*** Material shown ***

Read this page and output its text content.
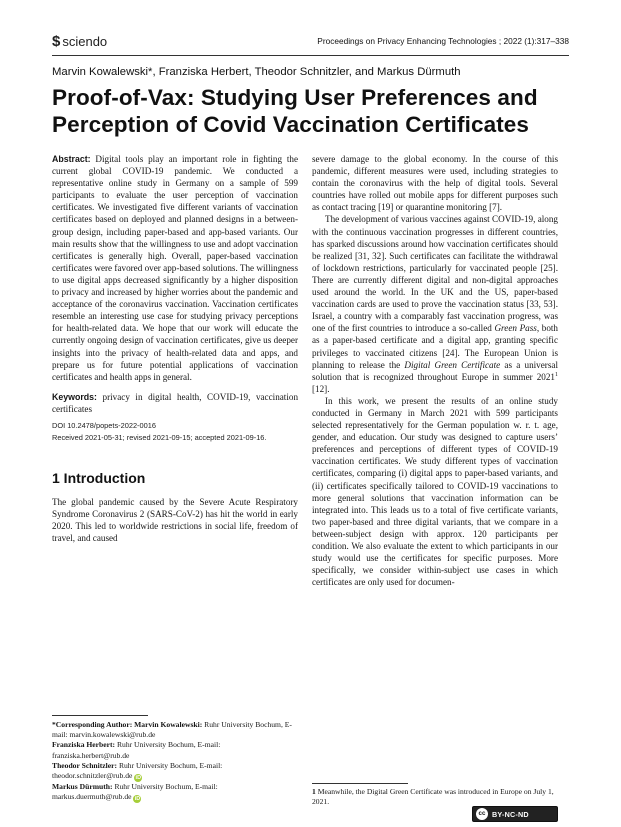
$ sciendo	Proceedings on Privacy Enhancing Technologies ; 2022 (1):317–338
Marvin Kowalewski*, Franziska Herbert, Theodor Schnitzler, and Markus Dürmuth
Proof-of-Vax: Studying User Preferences and Perception of Covid Vaccination Certificates

Abstract: Digital tools play an important role in fighting the current global COVID-19 pandemic. We conducted a representative online study in Germany on a sample of 599 participants to evaluate the user perception of vaccination certificates. We investigated five different variants of vaccination certificates based on deployed and planned designs in a between-group design, including paper-based and app-based variants. Our main results show that the willingness to use and adopt vaccination certificates is generally high. Overall, paper-based vaccination certificates were favored over app-based solutions. The willingness to use digital apps decreased significantly by a higher disposition to privacy and increased by higher worries about the pandemic and acceptance of the coronavirus vaccination. Vaccination certificates resemble an interesting use case for studying privacy perceptions for health-related data. We hope that our work will educate the currently ongoing design of vaccination certificates, give us deeper insights into the privacy of health-related data and apps, and prepare us for future potential applications of vaccination certificates and health apps in general.

Keywords: privacy in digital health, COVID-19, vaccination certificates

DOI 10.2478/popets-2022-0016

Received 2021-05-31; revised 2021-09-15; accepted 2021-09-16.

1 Introduction

The global pandemic caused by the Severe Acute Respiratory Syndrome Coronavirus 2 (SARS-CoV-2) has hit the world in early 2020. This led to worldwide restrictions in social life, freedom of travel, and caused

*Corresponding Author: Marvin Kowalewski: Ruhr University Bochum, E-mail: marvin.kowalewski@rub.de

Franziska Herbert: Ruhr University Bochum, E-mail: franziska.herbert@rub.de

Theodor Schnitzler: Ruhr University Bochum, E-mail: theodor.schnitzler@rub.de iD

Markus Dürmuth: Ruhr University Bochum, E-mail: markus.duermuth@rub.de iD

severe damage to the global economy. In the course of this pandemic, different measures were used, including strategies to contain the coronavirus with the help of digital tools. Several countries have rolled out mobile apps for different purposes such as contact tracing [19] or quarantine monitoring [7].

The development of various vaccines against COVID-19, along with the continuous vaccination progresses in different countries, has sparked discussions around how vaccination certificates should be realized [31, 32]. Such certificates can facilitate the withdrawal of lockdown restrictions, particularly for vaccinated people [25]. There are currently different digital and non-digital approaches used around the world. In the UK and the US, paper-based vaccination cards are used to prove the vaccination status [33, 53]. Israel, a country with a comparably fast vaccination progress, was one of the first countries to introduce a so-called Green Pass, both as a paper-based certificate and a digital app, granting specific privileges to vaccinated citizens [24]. The European Union is planning to release the Digital Green Certificate as a universal solution that is recognized throughout Europe in summer 2021$^1$ [12].

In this work, we present the results of an online study conducted in Germany in March 2021 with 599 participants selected representatively for the German population w. r. t. age, gender, and education. Our study was designed to capture users’ preferences and perceptions of different types of COVID-19 vaccination certificates. We study different types of vaccination certificates, comparing (i) digital apps to paper-based variants, and (ii) certificates specifically tailored to COVID-19 vaccinations to more general solutions that vaccination information can be integrated into. This leads us to a total of five certificate variants, two paper-based and three digital variants, that we compare in a between-subject design with approx. 120 participants per condition. We also evaluate the extent to which participants in our study would use the certificates for specific purposes. More specifically, we consider within-subject use cases in which certificates are only used for documen-

1 Meanwhile, the Digital Green Certificate was introduced in Europe on July 1, 2021.

cc BY-NC-ND
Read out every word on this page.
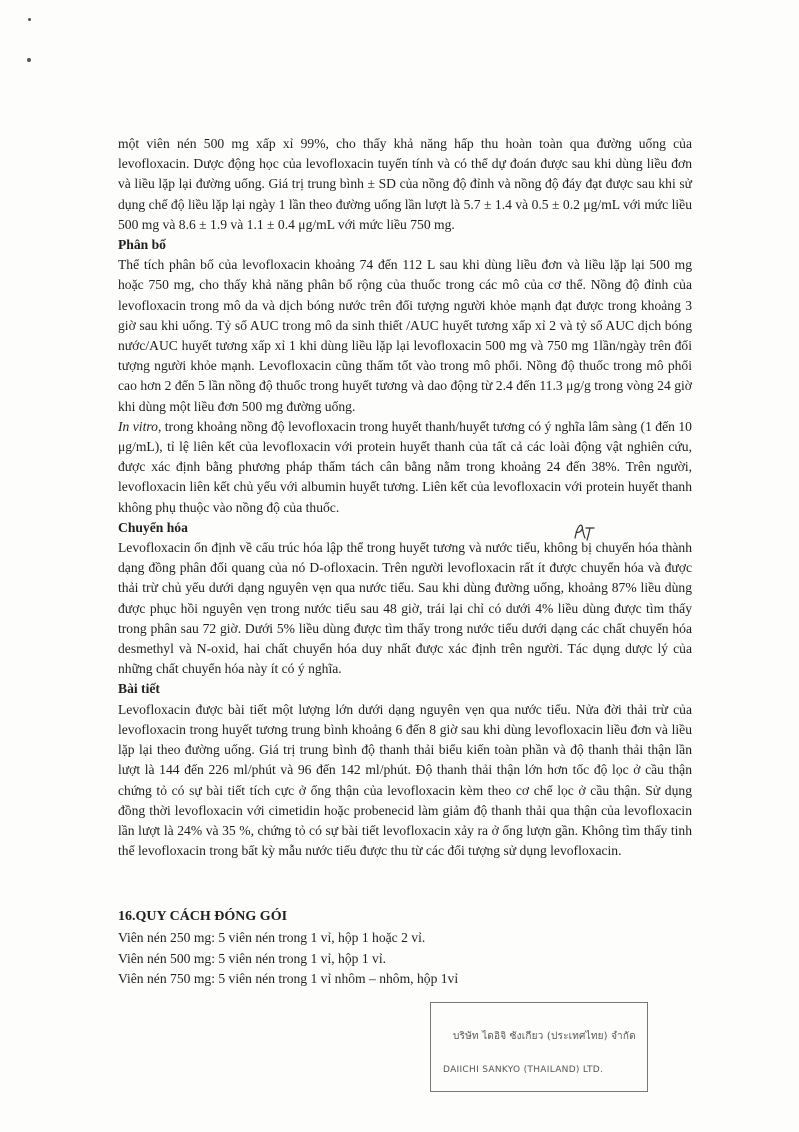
một viên nén 500 mg xấp xỉ 99%, cho thấy khả năng hấp thu hoàn toàn qua đường uống của levofloxacin. Dược động học của levofloxacin tuyến tính và có thể dự đoán được sau khi dùng liều đơn và liều lặp lại đường uống. Giá trị trung bình ± SD của nồng độ đỉnh và nồng độ đáy đạt được sau khi sử dụng chế độ liều lặp lại ngày 1 lần theo đường uống lần lượt là 5.7 ± 1.4 và 0.5 ± 0.2 μg/mL với mức liều 500 mg và 8.6 ± 1.9 và 1.1 ± 0.4 μg/mL với mức liều 750 mg.

Phân bố

Thể tích phân bố của levofloxacin khoảng 74 đến 112 L sau khi dùng liều đơn và liều lặp lại 500 mg hoặc 750 mg, cho thấy khả năng phân bố rộng của thuốc trong các mô của cơ thể. Nồng độ đỉnh của levofloxacin trong mô da và dịch bóng nước trên đối tượng người khỏe mạnh đạt được trong khoảng 3 giờ sau khi uống. Tỷ số AUC trong mô da sinh thiết /AUC huyết tương xấp xỉ 2 và tỷ số AUC dịch bóng nước/AUC huyết tương xấp xỉ 1 khi dùng liều lặp lại levofloxacin 500 mg và 750 mg 1lần/ngày trên đối tượng người khỏe mạnh. Levofloxacin cũng thấm tốt vào trong mô phổi. Nồng độ thuốc trong mô phổi cao hơn 2 đến 5 lần nồng độ thuốc trong huyết tương và dao động từ 2.4 đến 11.3 μg/g trong vòng 24 giờ khi dùng một liều đơn 500 mg đường uống.

In vitro, trong khoảng nồng độ levofloxacin trong huyết thanh/huyết tương có ý nghĩa lâm sàng (1 đến 10 μg/mL), tỉ lệ liên kết của levofloxacin với protein huyết thanh của tất cả các loài động vật nghiên cứu, được xác định bằng phương pháp thẩm tách cân bằng nằm trong khoảng 24 đến 38%. Trên người, levofloxacin liên kết chủ yếu với albumin huyết tương. Liên kết của levofloxacin với protein huyết thanh không phụ thuộc vào nồng độ của thuốc.

Chuyển hóa

Levofloxacin ổn định về cấu trúc hóa lập thể trong huyết tương và nước tiểu, không bị chuyển hóa thành dạng đồng phân đối quang của nó D-ofloxacin. Trên người levofloxacin rất ít được chuyển hóa và được thải trừ chủ yếu dưới dạng nguyên vẹn qua nước tiểu. Sau khi dùng đường uống, khoảng 87% liều dùng được phục hồi nguyên vẹn trong nước tiểu sau 48 giờ, trái lại chỉ có dưới 4% liều dùng được tìm thấy trong phân sau 72 giờ. Dưới 5% liều dùng được tìm thấy trong nước tiểu dưới dạng các chất chuyển hóa desmethyl và N-oxid, hai chất chuyển hóa duy nhất được xác định trên người. Tác dụng dược lý của những chất chuyển hóa này ít có ý nghĩa.

Bài tiết

Levofloxacin được bài tiết một lượng lớn dưới dạng nguyên vẹn qua nước tiểu. Nửa đời thải trừ của levofloxacin trong huyết tương trung bình khoảng 6 đến 8 giờ sau khi dùng levofloxacin liều đơn và liều lặp lại theo đường uống. Giá trị trung bình độ thanh thải biểu kiến toàn phần và độ thanh thải thận lần lượt là 144 đến 226 ml/phút và 96 đến 142 ml/phút. Độ thanh thải thận lớn hơn tốc độ lọc ở cầu thận chứng tỏ có sự bài tiết tích cực ở ống thận của levofloxacin kèm theo cơ chế lọc ở cầu thận. Sử dụng đồng thời levofloxacin với cimetidin hoặc probenecid làm giảm độ thanh thải qua thận của levofloxacin lần lượt là 24% và 35 %, chứng tỏ có sự bài tiết levofloxacin xảy ra ở ống lượn gần. Không tìm thấy tinh thể levofloxacin trong bất kỳ mẫu nước tiểu được thu từ các đối tượng sử dụng levofloxacin.

16.QUY CÁCH ĐÓNG GÓI

Viên nén 250 mg: 5 viên nén trong 1 vỉ, hộp 1 hoặc 2 vỉ.

Viên nén 500 mg: 5 viên nén trong 1 vỉ, hộp 1 vỉ.

Viên nén 750 mg: 5 viên nén trong 1 vỉ nhôm – nhôm, hộp 1vỉ

บริษัท ไดอิจิ ซังเกียว (ประเทศไทย) จำกัด
DAIICHI SANKYO (THAILAND) LTD.
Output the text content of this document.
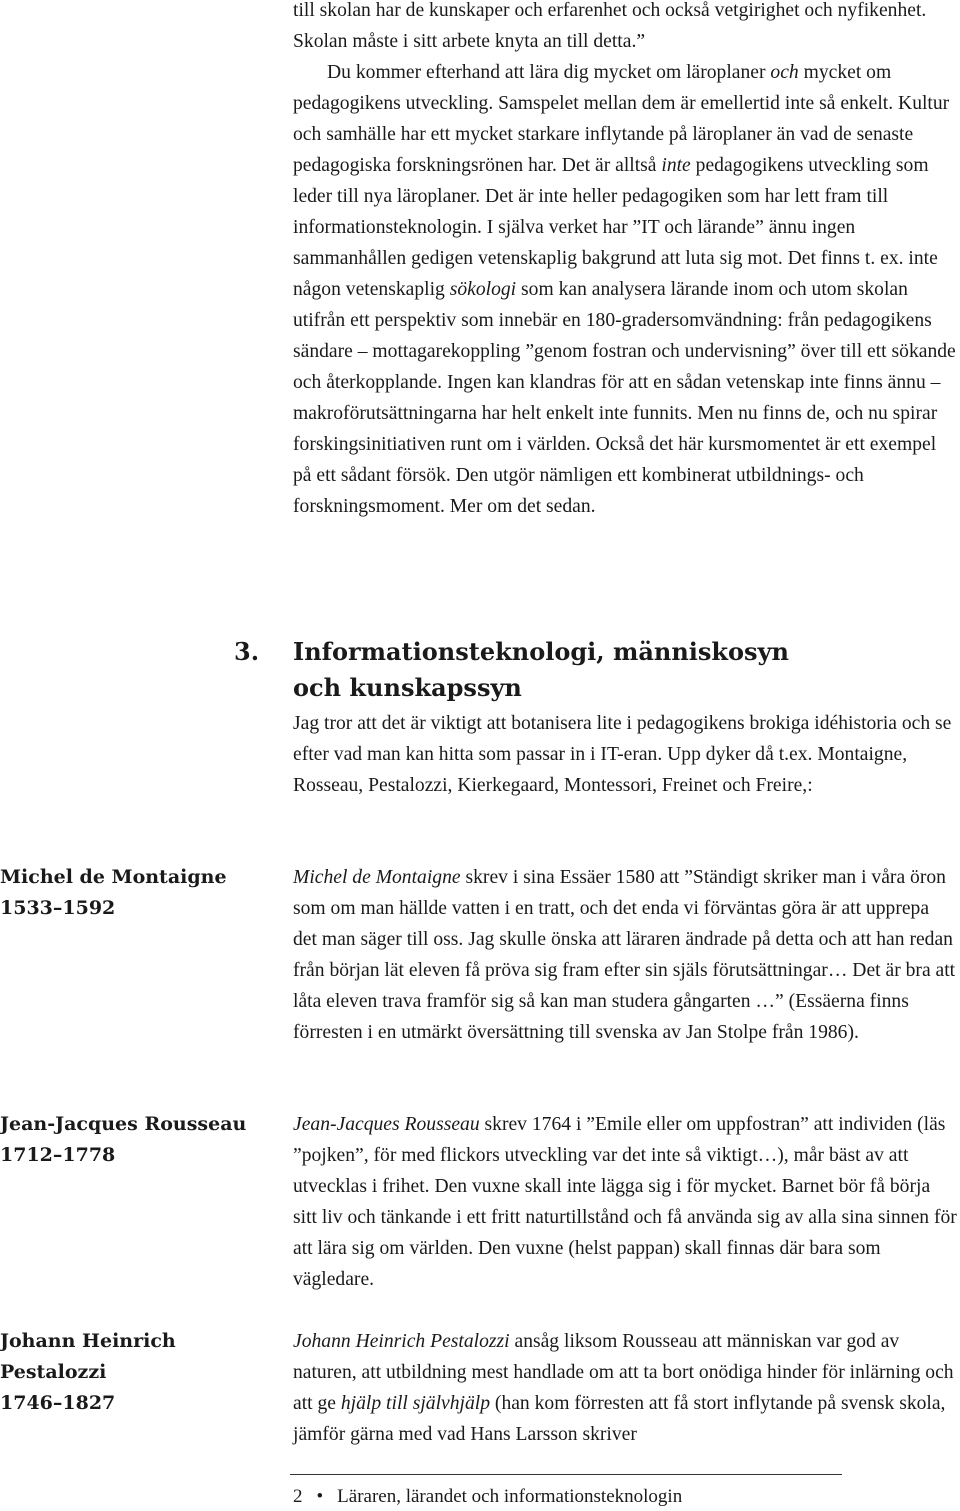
till skolan har de kunskaper och erfarenhet och också vetgirighet och nyfikenhet. Skolan måste i sitt arbete knyta an till detta.”

Du kommer efterhand att lära dig mycket om läroplaner och mycket om pedagogikens utveckling. Samspelet mellan dem är emellertid inte så enkelt. Kultur och samhälle har ett mycket starkare inflytande på läroplaner än vad de senaste pedagogiska forskningsrönen har. Det är alltså inte pedagogikens utveckling som leder till nya läroplaner. Det är inte heller pedagogiken som har lett fram till informationsteknologin. I själva verket har ”IT och lärande” ännu ingen sammanhållen gedigen vetenskaplig bakgrund att luta sig mot. Det finns t. ex. inte någon vetenskaplig sökologi som kan analysera lärande inom och utom skolan utifrån ett perspektiv som innebär en 180-gradersomvändning: från pedagogikens sändare – mottagarekoppling ”genom fostran och undervisning” över till ett sökande och återkopplande. Ingen kan klandras för att en sådan vetenskap inte finns ännu – makroförutsättningarna har helt enkelt inte funnits. Men nu finns de, och nu spirar forskingsinitiativen runt om i världen. Också det här kursmomentet är ett exempel på ett sådant försök. Den utgör nämligen ett kombinerat utbildnings- och forskningsmoment. Mer om det sedan.

3. Informationsteknologi, människosyn
och kunskapssyn

Jag tror att det är viktigt att botanisera lite i pedagogikens brokiga idéhistoria och se efter vad man kan hitta som passar in i IT-eran. Upp dyker då t.ex. Montaigne, Rosseau, Pestalozzi, Kierkegaard, Montessori, Freinet och Freire,:

Michel de Montaigne
1533–1592
Jean-Jacques Rousseau
1712–1778
Johann Heinrich
Pestalozzi
1746–1827

Michel de Montaigne skrev i sina Essäer 1580 att ”Ständigt skriker man i våra öron som om man hällde vatten i en tratt, och det enda vi förväntas göra är att upprepa det man säger till oss. Jag skulle önska att läraren ändrade på detta och att han redan från början lät eleven få pröva sig fram efter sin själs förutsättningar… Det är bra att låta eleven trava framför sig så kan man studera gångarten …” (Essäerna finns förresten i en utmärkt översättning till svenska av Jan Stolpe från 1986).

Jean-Jacques Rousseau skrev 1764 i ”Emile eller om uppfostran” att individen (läs ”pojken”, för med flickors utveckling var det inte så viktigt…), mår bäst av att utvecklas i frihet. Den vuxne skall inte lägga sig i för mycket. Barnet bör få börja sitt liv och tänkande i ett fritt naturtillstånd och få använda sig av alla sina sinnen för att lära sig om världen. Den vuxne (helst pappan) skall finnas där bara som vägledare.

Johann Heinrich Pestalozzi ansåg liksom Rousseau att människan var god av naturen, att utbildning mest handlade om att ta bort onödiga hinder för inlärning och att ge hjälp till självhjälp (han kom förresten att få stort inflytande på svensk skola, jämför gärna med vad Hans Larsson skriver

2 • Läraren, lärandet och informationsteknologin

*** End of Material shown ***

What the exercise asks = Across the whole listing above, report each line that includes "Read".

Task solution =
Read this page and output its text content.
Read out every word on this page.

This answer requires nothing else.